Task statement. For this exercise, copy out each line of the material below that includes "Ocean".
————
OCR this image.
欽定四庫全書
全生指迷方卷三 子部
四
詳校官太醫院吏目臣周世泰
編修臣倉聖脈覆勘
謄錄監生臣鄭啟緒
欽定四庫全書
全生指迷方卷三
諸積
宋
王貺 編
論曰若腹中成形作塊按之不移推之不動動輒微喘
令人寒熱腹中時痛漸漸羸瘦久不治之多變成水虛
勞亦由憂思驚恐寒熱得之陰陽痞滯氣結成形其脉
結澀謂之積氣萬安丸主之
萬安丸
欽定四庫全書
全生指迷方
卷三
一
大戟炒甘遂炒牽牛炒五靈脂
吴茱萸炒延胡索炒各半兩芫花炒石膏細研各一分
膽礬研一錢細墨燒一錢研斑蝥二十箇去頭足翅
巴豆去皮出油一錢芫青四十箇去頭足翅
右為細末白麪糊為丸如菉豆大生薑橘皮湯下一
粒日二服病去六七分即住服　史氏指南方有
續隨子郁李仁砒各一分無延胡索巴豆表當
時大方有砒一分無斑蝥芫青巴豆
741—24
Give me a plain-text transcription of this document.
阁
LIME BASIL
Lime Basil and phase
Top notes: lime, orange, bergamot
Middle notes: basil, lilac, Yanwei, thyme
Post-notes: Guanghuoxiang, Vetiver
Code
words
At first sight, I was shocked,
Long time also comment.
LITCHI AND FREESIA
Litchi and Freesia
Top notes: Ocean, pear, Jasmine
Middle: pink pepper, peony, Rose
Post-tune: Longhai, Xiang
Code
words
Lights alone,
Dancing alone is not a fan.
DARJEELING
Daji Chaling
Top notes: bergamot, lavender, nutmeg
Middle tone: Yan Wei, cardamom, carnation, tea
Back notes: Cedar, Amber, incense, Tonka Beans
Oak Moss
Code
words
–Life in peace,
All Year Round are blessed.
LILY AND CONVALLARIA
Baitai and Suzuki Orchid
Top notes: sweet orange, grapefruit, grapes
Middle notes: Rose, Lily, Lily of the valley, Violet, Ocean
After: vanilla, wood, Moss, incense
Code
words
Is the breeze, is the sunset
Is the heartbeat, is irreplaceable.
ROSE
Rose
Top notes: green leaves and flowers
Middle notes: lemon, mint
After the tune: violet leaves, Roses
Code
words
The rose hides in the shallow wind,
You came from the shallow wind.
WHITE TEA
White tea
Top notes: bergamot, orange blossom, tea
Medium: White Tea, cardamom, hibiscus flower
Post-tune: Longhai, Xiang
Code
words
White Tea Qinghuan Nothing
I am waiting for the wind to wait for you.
————
Answer for the task.
Top notes: Ocean, pear, Jasmine
Middle notes: Rose, Lily, Lily of the valley, Violet, Ocean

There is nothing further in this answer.